===== SUPPLIED MATERIAL

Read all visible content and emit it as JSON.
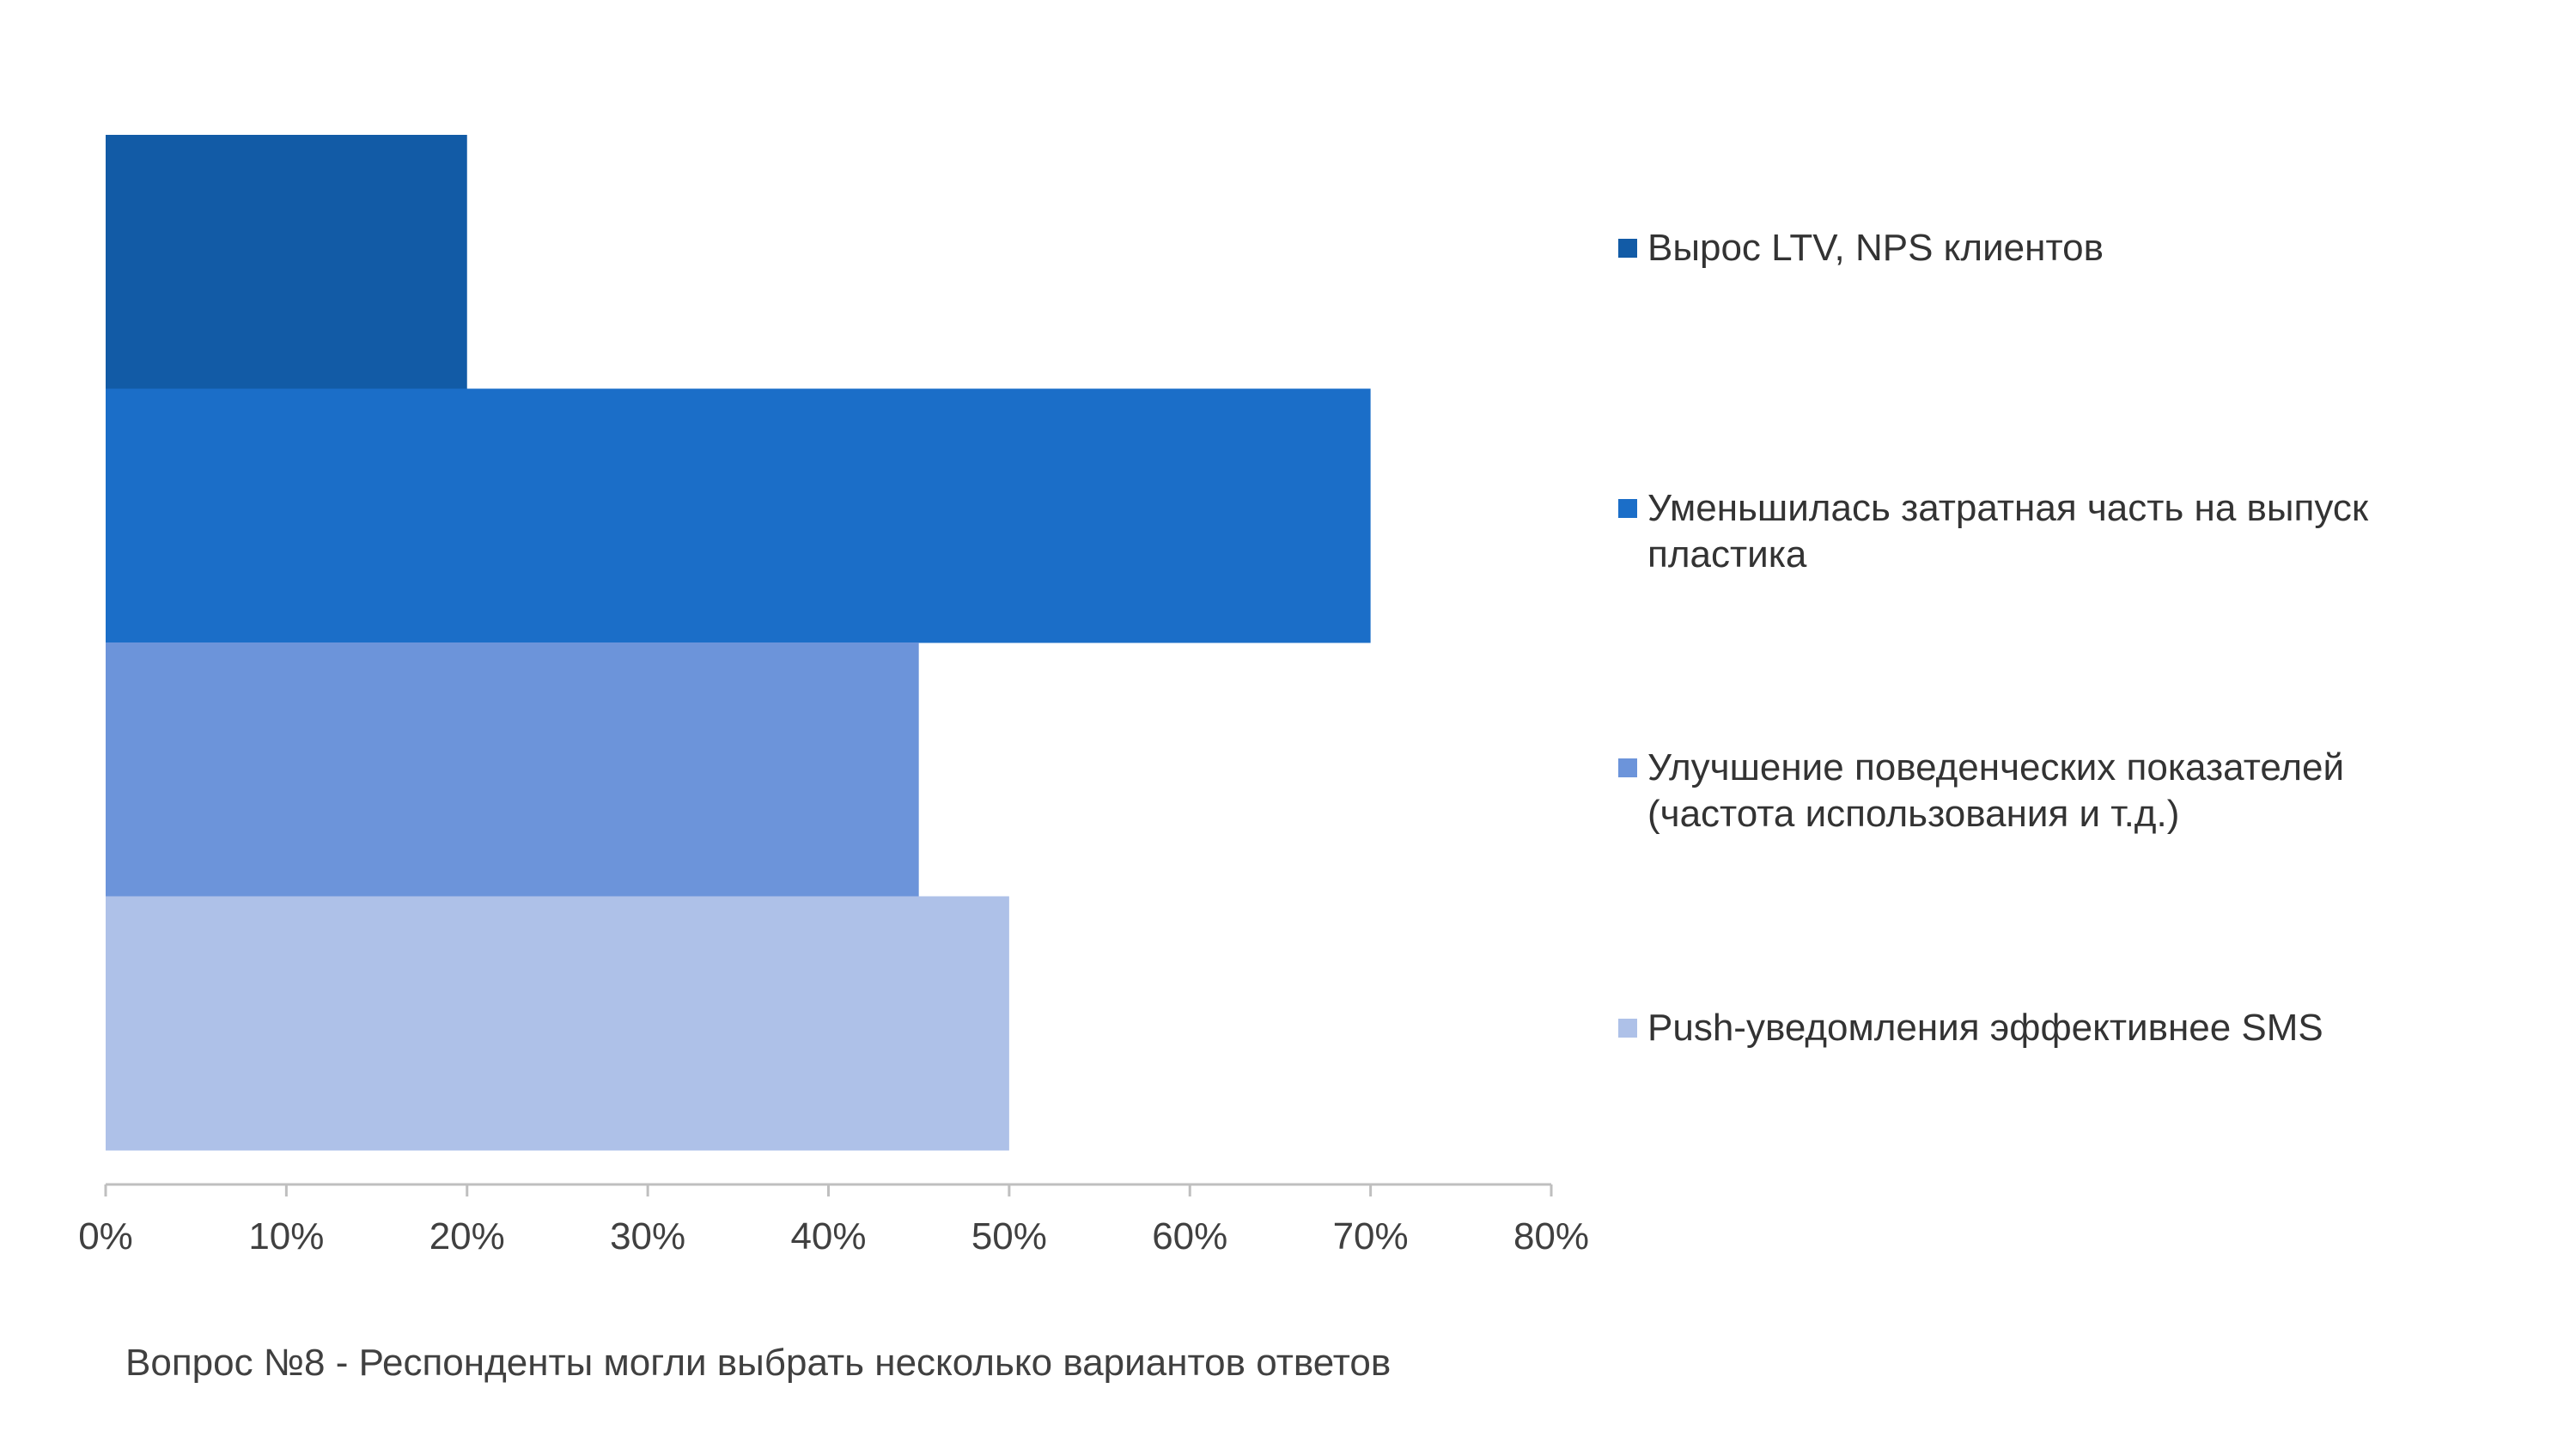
{
  "chart_data": {
    "type": "bar",
    "orientation": "horizontal",
    "title": "",
    "xlabel": "",
    "ylabel": "",
    "xlim": [
      0,
      80
    ],
    "x_ticks": [
      "0%",
      "10%",
      "20%",
      "30%",
      "40%",
      "50%",
      "60%",
      "70%",
      "80%"
    ],
    "grid": false,
    "legend_position": "right",
    "series": [
      {
        "name": "Вырос LTV, NPS клиентов",
        "value": 20,
        "color": "#125BA6"
      },
      {
        "name": "Уменьшилась затратная часть на выпуск пластика",
        "value": 70,
        "color": "#1B6EC8"
      },
      {
        "name": "Улучшение поведенческих показателей (частота использования и т.д.)",
        "value": 45,
        "color": "#6C94DA"
      },
      {
        "name": "Push-уведомления эффективнее SMS",
        "value": 50,
        "color": "#AEC1E8"
      }
    ]
  },
  "footnote": "Вопрос №8 - Респонденты могли выбрать несколько вариантов ответов"
}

==========

→ EXERCISE DETAILS: Go through the material above and copy each line that has the word "name".

→ SOLUTION TO THE PROBLEM:
        "name": "Вырос LTV, NPS клиентов",
        "name": "Уменьшилась затратная часть на выпуск пластика",
        "name": "Улучшение поведенческих показателей (частота использования и т.д.)",
        "name": "Push-уведомления эффективнее SMS",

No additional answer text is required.